▸ **Problem to solve**
Below is a listing. Gather each line of it that contains "except".

▸ **Records provided**
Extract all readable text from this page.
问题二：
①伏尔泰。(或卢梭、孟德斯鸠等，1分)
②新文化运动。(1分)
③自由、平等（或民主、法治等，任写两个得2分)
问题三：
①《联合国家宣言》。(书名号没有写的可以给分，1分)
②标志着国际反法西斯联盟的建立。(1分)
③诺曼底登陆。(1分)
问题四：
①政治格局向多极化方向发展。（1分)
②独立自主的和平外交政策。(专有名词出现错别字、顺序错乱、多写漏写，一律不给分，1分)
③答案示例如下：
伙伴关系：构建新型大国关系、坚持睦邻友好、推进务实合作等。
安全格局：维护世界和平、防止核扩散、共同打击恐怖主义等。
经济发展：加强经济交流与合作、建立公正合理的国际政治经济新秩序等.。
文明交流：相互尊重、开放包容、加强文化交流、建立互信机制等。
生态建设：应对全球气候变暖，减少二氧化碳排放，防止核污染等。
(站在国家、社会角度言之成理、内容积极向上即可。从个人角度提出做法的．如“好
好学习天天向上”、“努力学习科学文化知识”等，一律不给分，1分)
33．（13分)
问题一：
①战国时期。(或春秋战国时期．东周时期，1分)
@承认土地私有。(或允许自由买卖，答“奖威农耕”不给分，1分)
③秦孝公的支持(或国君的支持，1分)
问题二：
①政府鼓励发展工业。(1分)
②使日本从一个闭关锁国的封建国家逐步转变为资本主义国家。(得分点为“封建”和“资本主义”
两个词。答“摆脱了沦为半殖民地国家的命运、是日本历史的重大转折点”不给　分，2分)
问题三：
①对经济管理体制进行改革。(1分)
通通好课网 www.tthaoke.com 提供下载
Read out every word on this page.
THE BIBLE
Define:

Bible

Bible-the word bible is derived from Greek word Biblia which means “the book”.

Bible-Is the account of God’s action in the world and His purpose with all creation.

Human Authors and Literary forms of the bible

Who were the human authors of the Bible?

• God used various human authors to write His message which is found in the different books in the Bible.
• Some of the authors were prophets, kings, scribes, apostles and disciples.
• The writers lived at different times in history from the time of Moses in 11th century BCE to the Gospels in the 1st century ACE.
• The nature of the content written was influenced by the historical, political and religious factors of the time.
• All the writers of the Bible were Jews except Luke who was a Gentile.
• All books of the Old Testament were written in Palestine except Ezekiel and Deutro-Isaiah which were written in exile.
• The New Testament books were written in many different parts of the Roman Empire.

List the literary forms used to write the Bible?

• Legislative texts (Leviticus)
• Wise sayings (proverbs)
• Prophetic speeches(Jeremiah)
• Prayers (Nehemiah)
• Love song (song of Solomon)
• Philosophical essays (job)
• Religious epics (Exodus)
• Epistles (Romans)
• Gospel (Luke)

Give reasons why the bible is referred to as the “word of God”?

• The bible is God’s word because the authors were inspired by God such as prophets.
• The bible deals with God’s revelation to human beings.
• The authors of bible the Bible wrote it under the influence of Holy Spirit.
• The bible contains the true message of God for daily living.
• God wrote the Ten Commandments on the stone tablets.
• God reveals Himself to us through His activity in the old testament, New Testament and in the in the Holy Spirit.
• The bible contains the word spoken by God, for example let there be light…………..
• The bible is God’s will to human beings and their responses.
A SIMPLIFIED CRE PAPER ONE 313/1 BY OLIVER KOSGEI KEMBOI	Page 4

▸ **Result of the exercise**
• All the writers of the Bible were Jews except Luke who was a Gentile.
• All books of the Old Testament were written in Palestine except Ezekiel and Deutro-Isaiah which were written in exile.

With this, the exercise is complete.